What you have to do: From the records below, pull each line that has "Name".
--- BEGIN Exercise inputs ---
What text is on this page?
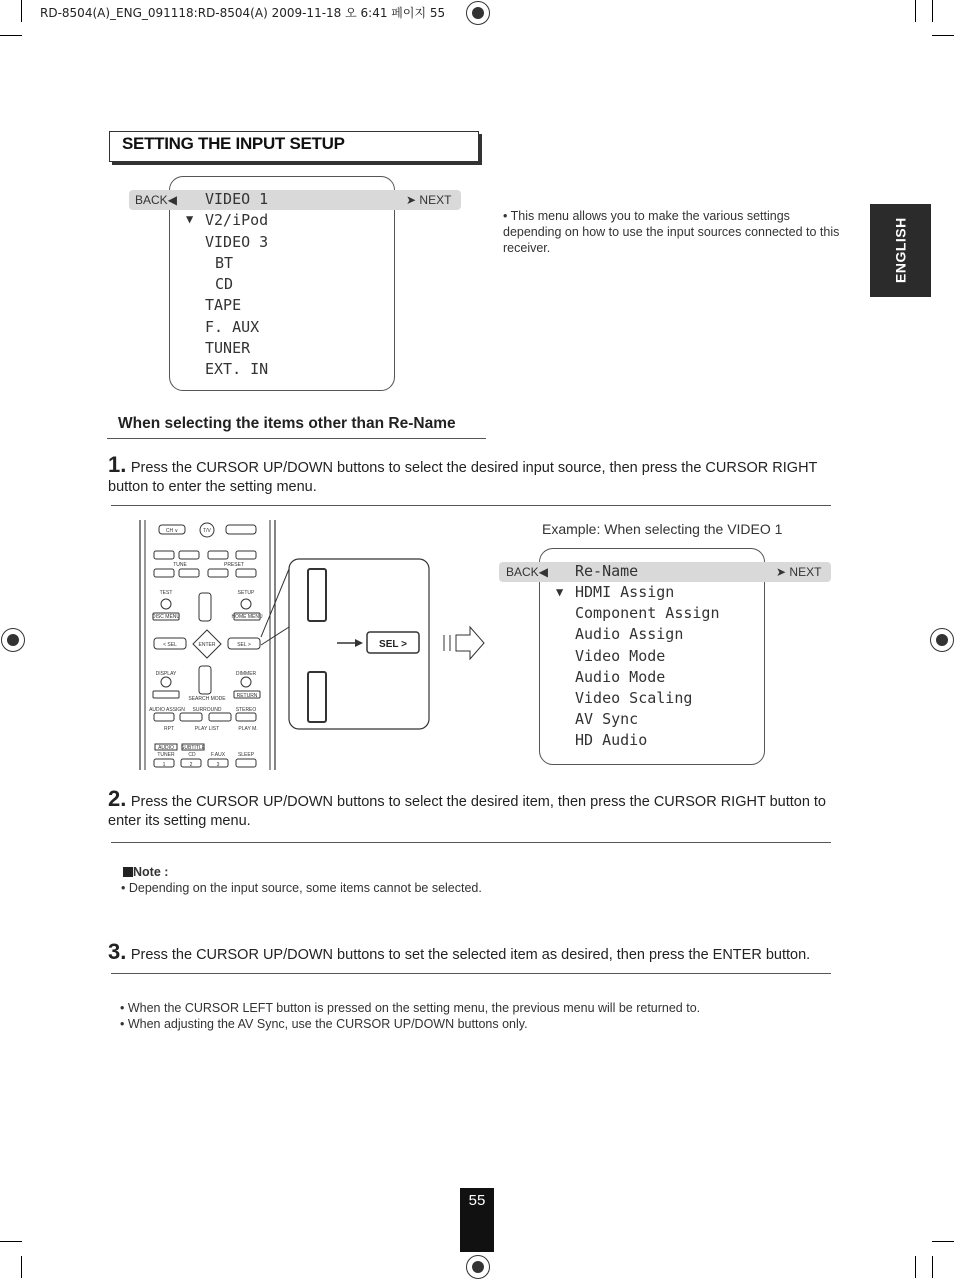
RD-8504(A)_ENG_091118:RD-8504(A) 2009-11-18 오 6:41 페이지 55
SETTING THE INPUT SETUP
BACK◀	➤ NEXT
▼
VIDEO 1
V2/iPod
VIDEO 3
BT
CD
TAPE
F. AUX
TUNER
EXT. IN
• This menu allows you to make the various settings depending on how to use the input sources connected to this receiver.	ENGLISH
When selecting the items other than Re-Name
1. Press the CURSOR UP/DOWN buttons to select the desired input source, then press the CURSOR RIGHT button to enter the setting menu.
CH ∨	T/V
TEST	SETUP
DISC MENU	HOME MENU
< SEL	ENTER	SEL >
DISPLAY	DIMMER
RETURN
SEARCH MODE
AUDIO ASSIGN SURROUND	STEREO
RPT	PLAY LIST	PLAY M.
TUNER	CD	F.AUX	SLEEP
TUNE	PRESET
AUDIO SUBTITLE
1	2	3
SEL >
Example: When selecting the VIDEO 1
BACK◀	➤ NEXT
▼
Re-Name
HDMI Assign
Component Assign
Audio Assign
Video Mode
Audio Mode
Video Scaling
AV Sync
HD Audio
2. Press the CURSOR UP/DOWN buttons to select the desired item, then press the CURSOR RIGHT button to enter its setting menu.
Note :
• Depending on the input source, some items cannot be selected.
3. Press the CURSOR UP/DOWN buttons to set the selected item as desired, then press the ENTER button.
• When the CURSOR LEFT button is pressed on the setting menu, the previous menu will be returned to.
• When adjusting the AV Sync, use the CURSOR UP/DOWN buttons only.
55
--- END Exercise inputs ---
Completed task:
When selecting the items other than Re-Name
Re-Name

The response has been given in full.